** Start Provided records **

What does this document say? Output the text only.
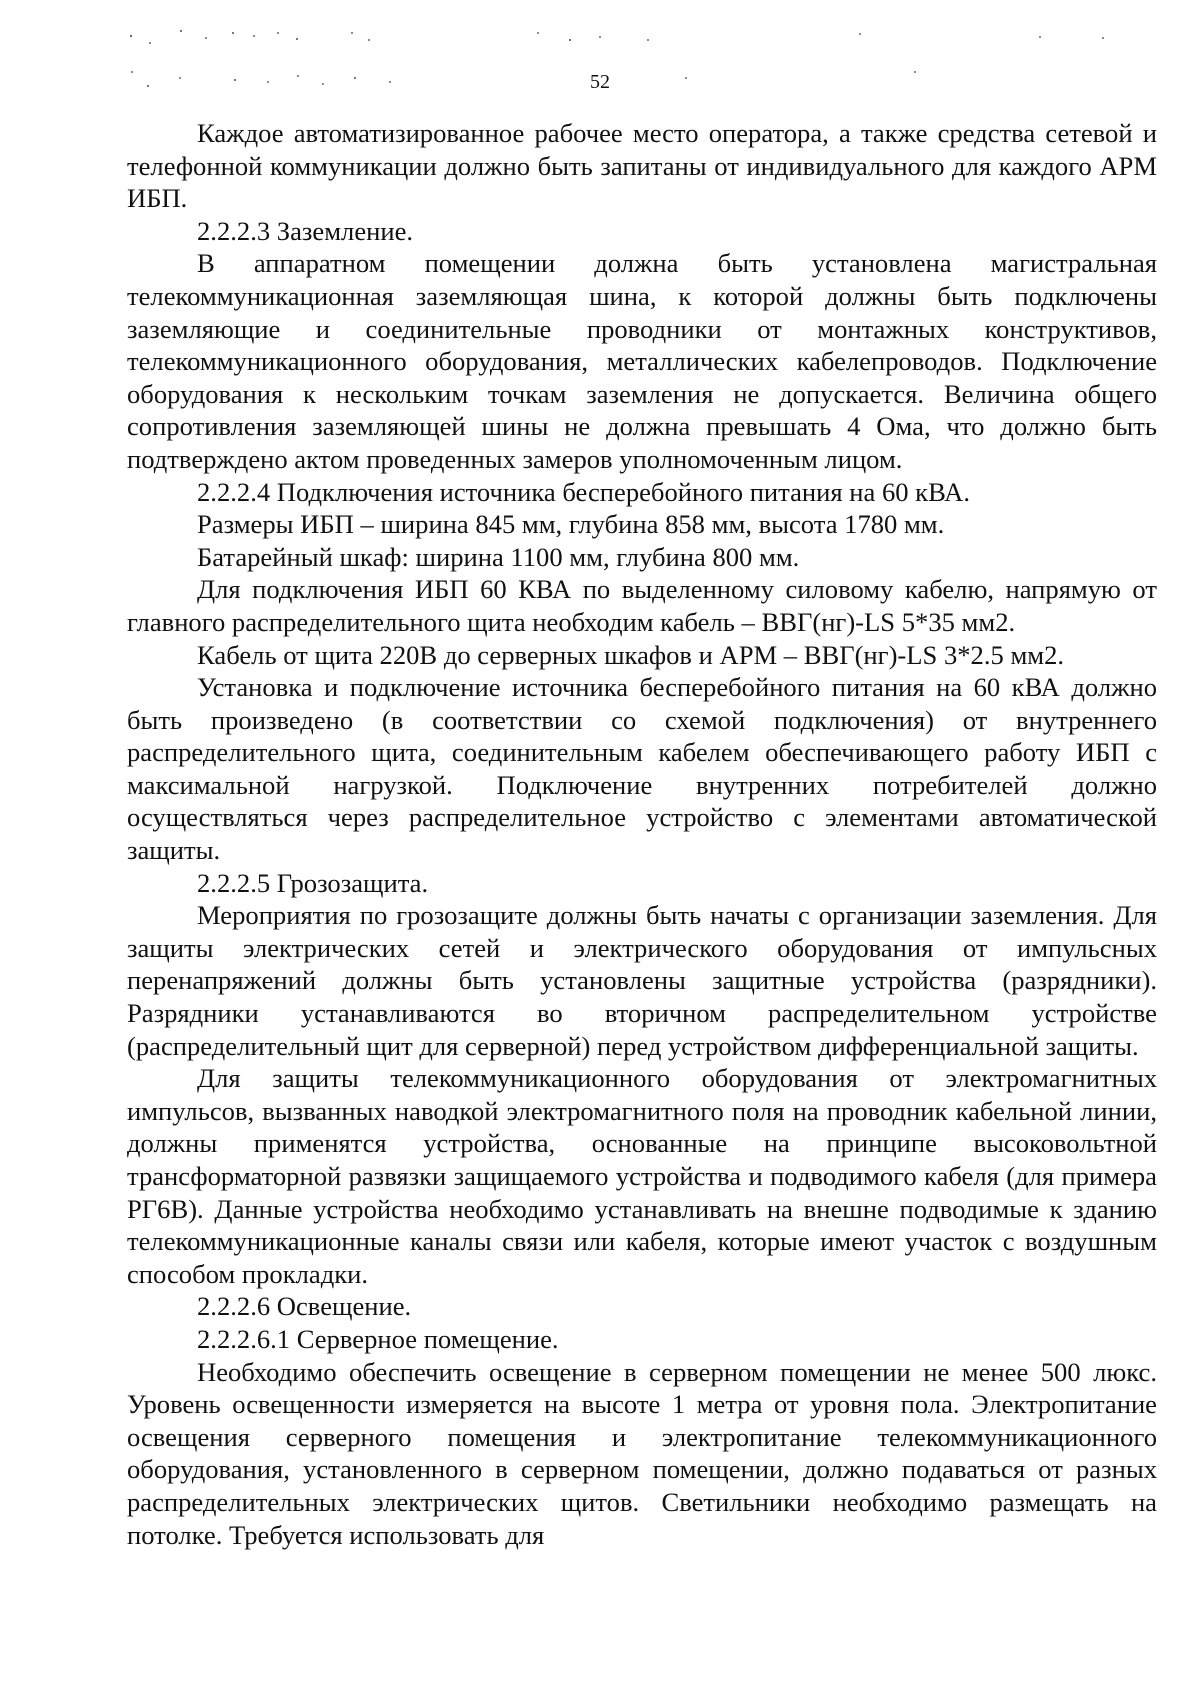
52

Каждое автоматизированное рабочее место оператора, а также средства сетевой и телефонной коммуникации должно быть запитаны от индивидуального для каждого АРМ ИБП.

2.2.2.3 Заземление.

В аппаратном помещении должна быть установлена магистральная телекоммуникационная заземляющая шина, к которой должны быть подключены заземляющие и соединительные проводники от монтажных конструктивов, телекоммуникационного оборудования, металлических кабелепроводов. Подключение оборудования к нескольким точкам заземления не допускается. Величина общего сопротивления заземляющей шины не должна превышать 4 Ома, что должно быть подтверждено актом проведенных замеров уполномоченным лицом.

2.2.2.4 Подключения источника бесперебойного питания на 60 кВА.

Размеры ИБП – ширина 845 мм, глубина 858 мм, высота 1780 мм.

Батарейный шкаф: ширина 1100 мм, глубина 800 мм.

Для подключения ИБП 60 КВА по выделенному силовому кабелю, напрямую от главного распределительного щита необходим кабель – ВВГ(нг)-LS 5*35 мм2.

Кабель от щита 220В до серверных шкафов и АРМ – ВВГ(нг)-LS 3*2.5 мм2.

Установка и подключение источника бесперебойного питания на 60 кВА должно быть произведено (в соответствии со схемой подключения) от внутреннего распределительного щита, соединительным кабелем обеспечивающего работу ИБП с максимальной нагрузкой. Подключение внутренних потребителей должно осуществляться через распределительное устройство с элементами автоматической защиты.

2.2.2.5 Грозозащита.

Мероприятия по грозозащите должны быть начаты с организации заземления. Для защиты электрических сетей и электрического оборудования от импульсных перенапряжений должны быть установлены защитные устройства (разрядники). Разрядники устанавливаются во вторичном распределительном устройстве (распределительный щит для серверной) перед устройством дифференциальной защиты.

Для защиты телекоммуникационного оборудования от электромагнитных импульсов, вызванных наводкой электромагнитного поля на проводник кабельной линии, должны применятся устройства, основанные на принципе высоковольтной трансформаторной развязки защищаемого устройства и подводимого кабеля (для примера РГ6В). Данные устройства необходимо устанавливать на внешне подводимые к зданию телекоммуникационные каналы связи или кабеля, которые имеют участок с воздушным способом прокладки.

2.2.2.6 Освещение.

2.2.2.6.1 Серверное помещение.

Необходимо обеспечить освещение в серверном помещении не менее 500 люкс. Уровень освещенности измеряется на высоте 1 метра от уровня пола. Электропитание освещения серверного помещения и электропитание телекоммуникационного оборудования, установленного в серверном помещении, должно подаваться от разных распределительных электрических щитов. Светильники необходимо размещать на потолке. Требуется использовать для
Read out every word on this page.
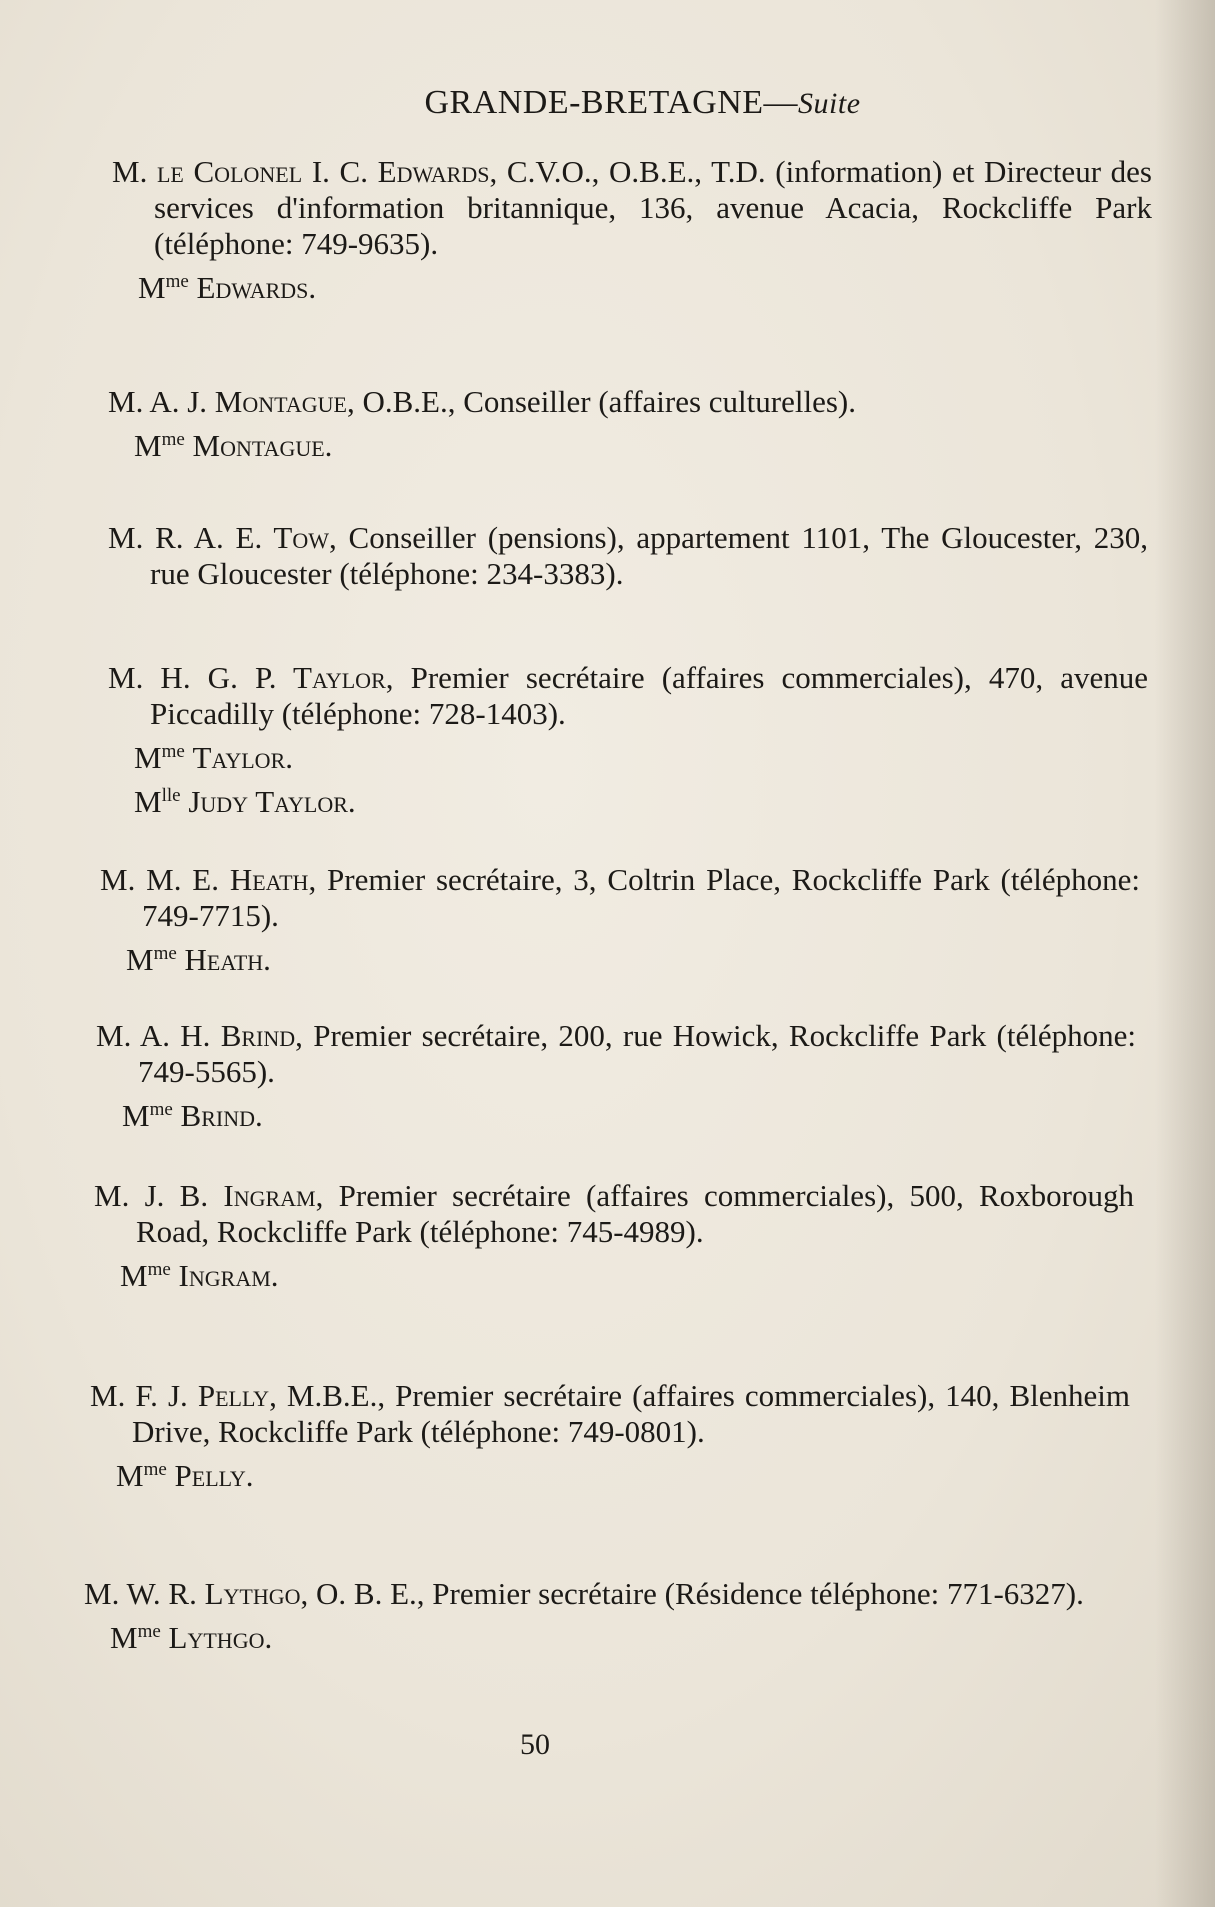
GRANDE-BRETAGNE—Suite
M. le Colonel I. C. Edwards, C.V.O., O.B.E., T.D. (information) et Directeur des services d'information britannique, 136, avenue Acacia, Rockcliffe Park (téléphone: 749-9635).
$M^{me}$ Edwards.
M. A. J. Montague, O.B.E., Conseiller (affaires culturelles).
$M^{me}$ Montague.
M. R. A. E. Tow, Conseiller (pensions), appartement 1101, The Gloucester, 230, rue Gloucester (téléphone: 234-3383).
M. H. G. P. Taylor, Premier secrétaire (affaires commerciales), 470, avenue Piccadilly (téléphone: 728-1403).
$M^{me}$ Taylor.
$M^{lle}$ Judy Taylor.
M. M. E. Heath, Premier secrétaire, 3, Coltrin Place, Rockcliffe Park (téléphone: 749-7715).
$M^{me}$ Heath.
M. A. H. Brind, Premier secrétaire, 200, rue Howick, Rockcliffe Park (téléphone: 749-5565).
$M^{me}$ Brind.
M. J. B. Ingram, Premier secrétaire (affaires commerciales), 500, Roxborough Road, Rockcliffe Park (téléphone: 745-4989).
$M^{me}$ Ingram.
M. F. J. Pelly, M.B.E., Premier secrétaire (affaires commerciales), 140, Blenheim Drive, Rockcliffe Park (téléphone: 749-0801).
$M^{me}$ Pelly.
M. W. R. Lythgo, O. B. E., Premier secrétaire (Résidence téléphone: 771-6327).
$M^{me}$ Lythgo.
50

** End Provided records **

The request:
Where a line above contains the string "avenue", copy that line.

Output below:
M. le Colonel I. C. Edwards, C.V.O., O.B.E., T.D. (information) et Directeur des services d'information britannique, 136, avenue Acacia, Rockcliffe Park (téléphone: 749-9635).
M. H. G. P. Taylor, Premier secrétaire (affaires commerciales), 470, avenue Piccadilly (téléphone: 728-1403).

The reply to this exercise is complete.